EXERCISE SET:
**1.** In the forum thread about the Leviton lighted 3-way rocker, which of the two Leviton 3-way Decora rocker switch types requires a neutral wire?
**2.** Extend the forum thread about the Leviton lighted 3-way rocker that does not illuminate, picking up after its final sentence.

GIVEN TEXT:
# Leviton Lighted 3-way Rocker. Switch works but does not illuminate



## J187 (May 19, 2006)

I replaced one of my garage 3-way switches with an illuminating leviton 3-way rocker so I will notice now If I leave the garage light on. The switch does work as a switch, but does not illuminate. It seems strange to me that there would be a reason I would have to replace both switches in the 3 way circuit with lighted... That's not the problem is it? I've tried 2 different switches from different stores so I don't think its defective. Am I missing something?


----------



## End Grain (Nov 17, 2007)

It's odd, but in previous jobs, I've encountered several Leviton 3-way dimmers where the light didn't light or where one of the two positions did not function properly straight out of the sealed blister package. Before you go along too far or go crazy rehashing things, try bringing it back and getting a new one.


----------



## Stubbie (Jan 7, 2007)

Leviton 3 ways decora rocker style switches come two ways one is called a pilot light switch which requires a neutral and the other is called an illuminating switch which does not require neutral wire.

RECORDS SHOWN:
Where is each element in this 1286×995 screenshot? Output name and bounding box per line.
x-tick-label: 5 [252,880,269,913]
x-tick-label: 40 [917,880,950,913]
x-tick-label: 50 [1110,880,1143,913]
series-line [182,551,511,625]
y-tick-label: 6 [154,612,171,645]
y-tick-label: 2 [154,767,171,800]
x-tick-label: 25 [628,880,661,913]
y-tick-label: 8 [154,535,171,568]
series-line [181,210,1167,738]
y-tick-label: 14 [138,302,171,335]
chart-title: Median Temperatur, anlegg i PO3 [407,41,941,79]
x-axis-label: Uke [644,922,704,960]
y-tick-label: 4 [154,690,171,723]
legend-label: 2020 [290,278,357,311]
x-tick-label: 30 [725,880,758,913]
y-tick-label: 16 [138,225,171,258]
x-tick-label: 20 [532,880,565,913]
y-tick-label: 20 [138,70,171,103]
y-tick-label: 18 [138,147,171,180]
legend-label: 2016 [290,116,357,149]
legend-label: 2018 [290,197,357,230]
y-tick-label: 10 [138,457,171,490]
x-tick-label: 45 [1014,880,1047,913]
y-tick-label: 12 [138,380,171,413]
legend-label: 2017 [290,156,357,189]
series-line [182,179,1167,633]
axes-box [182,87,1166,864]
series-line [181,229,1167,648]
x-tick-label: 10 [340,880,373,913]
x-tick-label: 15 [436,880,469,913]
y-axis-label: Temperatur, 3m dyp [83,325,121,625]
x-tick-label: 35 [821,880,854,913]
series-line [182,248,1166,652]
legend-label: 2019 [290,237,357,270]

ANSWER LIST:
**1.** The pilot light switch requires a neutral.

**2.**
The pilot light version is load 'on' light 'on' ...requires a neutral

The illuminated version is load 'off' light 'on' ...does not require a neutral

My guess is you have the pilot light version and without a neutral in the switchbox so your light will not come on

Is your switch a 5638 series? If not what series is it?


----------



## J187 (May 19, 2006)

Thanks. It's definitely not the one that requires a neutral. Its load off = illuminated. ANy other reasons it may not light?


----------



## Stubbie (Jan 7, 2007)

Well lets look at the wiring diagram, it appears that it doesn't matter which 3-way is replaced since it allows a resistive load to travel through the light regardless of rocker position. Did you get it connected correctly as far as the correct wire on the common screw (dark colored one)..? I'm groping here.


----------



## AllanJ (Nov 24, 2007)

If the light doesn't work (bulb burned out) the switch will not light up either.

It is conceivable that if the light being controlled is a compact fluorescent, there is something about its ballast that would prevent some kinds of illuminated switches (notably with neon lamps) from lighting up. Just for kicks, substitute an incandescent lamp.

The little lamp in the switch should be connected across the two traveler terminals internally. It should make no difference whether one or both switches are the illuminated kind.


----------



## handyman78 (Dec 29, 2007)

As AllanJ mentioned, I have had some Leviton illuminated 3-ways act up using flourescent lighting.


----------



## J187 (May 19, 2006)

Stubbie said:


> Well lets look at the wiring diagram, it appears that it doesn't matter which 3-way is replaced since it allows a resistive load to travel through the light regardless of rocker position. Did you get it connected correctly as far as the correct wire on the common screw (dark colored one)..?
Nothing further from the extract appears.